STATED EXERCISE: Quote the records that follow in full and exactly; leave out the pictures.

PROVIDED ENTRIES:
——————————
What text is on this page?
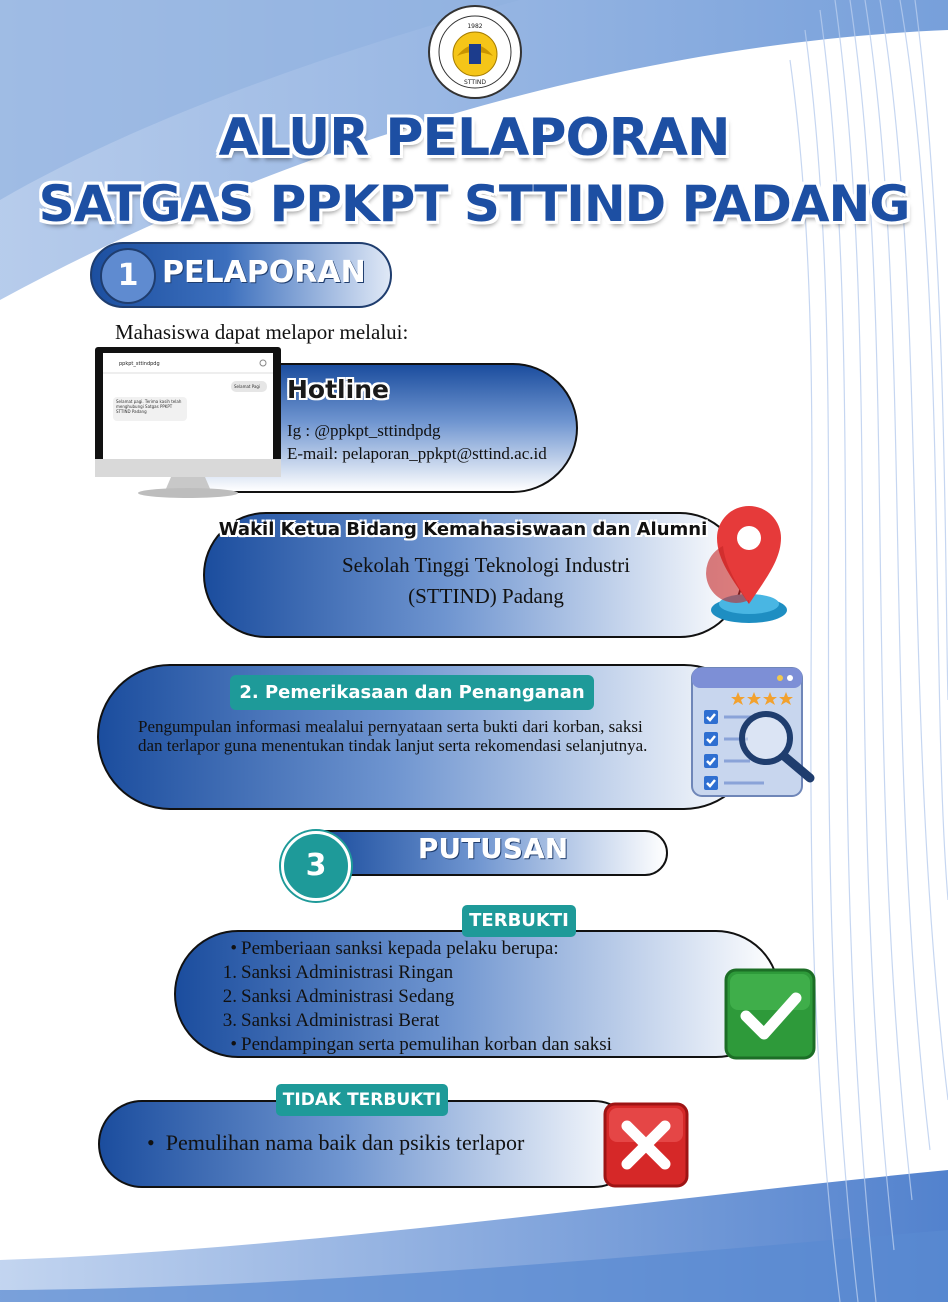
1982
STTIND
ALUR PELAPORAN
SATGAS PPKPT STTIND PADANG
1 PELAPORAN
Mahasiswa dapat melapor melalui:
Hotline
Ig : @ppkpt_sttindpdg
E-mail: pelaporan_ppkpt@sttind.ac.id
ppkpt_sttindpdg
Selamat Pagi
Selamat pagi. Terima kasih telah menghubungi Satgas PPKPT STTIND Padang
Wakil Ketua Bidang Kemahasiswaan dan Alumni
Sekolah Tinggi Teknologi Industri
(STTIND) Padang
2. Pemerikasaan dan Penanganan
Pengumpulan informasi mealalui pernyataan serta bukti dari korban, saksi dan terlapor guna menentukan tindak lanjut serta rekomendasi selanjutnya.
PUTUSAN
3
TERBUKTI
• Pemberiaan sanksi kepada pelaku berupa:
1. Sanksi Administrasi Ringan
2. Sanksi Administrasi Sedang
3. Sanksi Administrasi Berat
• Pendampingan serta pemulihan korban dan saksi
TIDAK TERBUKTI
• Pemulihan nama baik dan psikis terlapor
——————————
RESULT OF THE TASK:
What text is on this page?
1982
STTIND
ALUR PELAPORAN
SATGAS PPKPT STTIND PADANG
1 PELAPORAN
Mahasiswa dapat melapor melalui:
Hotline
Ig : @ppkpt_sttindpdg
E-mail: pelaporan_ppkpt@sttind.ac.id
ppkpt_sttindpdg
Selamat Pagi
Selamat pagi. Terima kasih telah menghubungi Satgas PPKPT STTIND Padang
Wakil Ketua Bidang Kemahasiswaan dan Alumni
Sekolah Tinggi Teknologi Industri
(STTIND) Padang
2. Pemerikasaan dan Penanganan
Pengumpulan informasi mealalui pernyataan serta bukti dari korban, saksi dan terlapor guna menentukan tindak lanjut serta rekomendasi selanjutnya.
PUTUSAN
3
TERBUKTI
• Pemberiaan sanksi kepada pelaku berupa:
1. Sanksi Administrasi Ringan
2. Sanksi Administrasi Sedang
3. Sanksi Administrasi Berat
• Pendampingan serta pemulihan korban dan saksi
TIDAK TERBUKTI
• Pemulihan nama baik dan psikis terlapor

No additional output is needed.